[AIM]
Extract each record and reproduce it exactly.

[EXTRACTED INFORMATION]
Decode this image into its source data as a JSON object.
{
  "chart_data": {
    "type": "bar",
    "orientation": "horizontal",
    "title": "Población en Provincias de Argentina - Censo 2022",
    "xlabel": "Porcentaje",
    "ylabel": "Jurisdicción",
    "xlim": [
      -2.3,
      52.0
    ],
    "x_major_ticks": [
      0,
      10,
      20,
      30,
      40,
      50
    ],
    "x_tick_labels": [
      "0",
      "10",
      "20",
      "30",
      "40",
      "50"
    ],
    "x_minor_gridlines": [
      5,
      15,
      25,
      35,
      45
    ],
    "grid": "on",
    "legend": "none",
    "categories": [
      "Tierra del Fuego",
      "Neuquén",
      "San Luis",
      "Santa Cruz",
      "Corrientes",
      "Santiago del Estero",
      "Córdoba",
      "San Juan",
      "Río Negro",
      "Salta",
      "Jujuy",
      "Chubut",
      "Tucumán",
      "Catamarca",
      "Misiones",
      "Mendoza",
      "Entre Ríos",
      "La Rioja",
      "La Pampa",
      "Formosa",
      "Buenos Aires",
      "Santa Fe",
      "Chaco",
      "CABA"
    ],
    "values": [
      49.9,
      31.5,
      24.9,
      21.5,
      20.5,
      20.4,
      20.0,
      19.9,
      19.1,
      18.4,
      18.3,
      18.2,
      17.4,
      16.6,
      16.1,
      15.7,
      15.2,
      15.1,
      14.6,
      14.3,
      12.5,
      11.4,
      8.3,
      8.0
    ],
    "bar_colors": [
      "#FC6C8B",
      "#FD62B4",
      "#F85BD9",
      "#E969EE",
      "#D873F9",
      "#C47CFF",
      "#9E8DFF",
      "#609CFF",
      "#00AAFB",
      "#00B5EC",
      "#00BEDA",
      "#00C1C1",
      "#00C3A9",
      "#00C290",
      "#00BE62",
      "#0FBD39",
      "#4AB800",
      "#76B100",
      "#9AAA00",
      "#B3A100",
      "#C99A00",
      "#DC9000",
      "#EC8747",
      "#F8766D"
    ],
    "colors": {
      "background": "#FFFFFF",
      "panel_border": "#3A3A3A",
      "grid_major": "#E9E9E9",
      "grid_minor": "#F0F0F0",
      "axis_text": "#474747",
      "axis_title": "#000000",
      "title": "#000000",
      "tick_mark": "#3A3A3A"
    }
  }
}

[OUTPUT FOR THIS TASK]
Decode this image into its source data as a JSON object.
{
  "chart_data": {
    "type": "bar",
    "orientation": "horizontal",
    "title": "Población en Provincias de Argentina - Censo 2022",
    "xlabel": "Porcentaje",
    "ylabel": "Jurisdicción",
    "xlim": [
      -2.3,
      52.0
    ],
    "x_major_ticks": [
      0,
      10,
      20,
      30,
      40,
      50
    ],
    "x_tick_labels": [
      "0",
      "10",
      "20",
      "30",
      "40",
      "50"
    ],
    "x_minor_gridlines": [
      5,
      15,
      25,
      35,
      45
    ],
    "grid": "on",
    "legend": "none",
    "categories": [
      "Tierra del Fuego",
      "Neuquén",
      "San Luis",
      "Santa Cruz",
      "Corrientes",
      "Santiago del Estero",
      "Córdoba",
      "San Juan",
      "Río Negro",
      "Salta",
      "Jujuy",
      "Chubut",
      "Tucumán",
      "Catamarca",
      "Misiones",
      "Mendoza",
      "Entre Ríos",
      "La Rioja",
      "La Pampa",
      "Formosa",
      "Buenos Aires",
      "Santa Fe",
      "Chaco",
      "CABA"
    ],
    "values": [
      49.9,
      31.5,
      24.9,
      21.5,
      20.5,
      20.4,
      20.0,
      19.9,
      19.1,
      18.4,
      18.3,
      18.2,
      17.4,
      16.6,
      16.1,
      15.7,
      15.2,
      15.1,
      14.6,
      14.3,
      12.5,
      11.4,
      8.3,
      8.0
    ],
    "bar_colors": [
      "#FC6C8B",
      "#FD62B4",
      "#F85BD9",
      "#E969EE",
      "#D873F9",
      "#C47CFF",
      "#9E8DFF",
      "#609CFF",
      "#00AAFB",
      "#00B5EC",
      "#00BEDA",
      "#00C1C1",
      "#00C3A9",
      "#00C290",
      "#00BE62",
      "#0FBD39",
      "#4AB800",
      "#76B100",
      "#9AAA00",
      "#B3A100",
      "#C99A00",
      "#DC9000",
      "#EC8747",
      "#F8766D"
    ],
    "colors": {
      "background": "#FFFFFF",
      "panel_border": "#3A3A3A",
      "grid_major": "#E9E9E9",
      "grid_minor": "#F0F0F0",
      "axis_text": "#474747",
      "axis_title": "#000000",
      "title": "#000000",
      "tick_mark": "#3A3A3A"
    }
  }
}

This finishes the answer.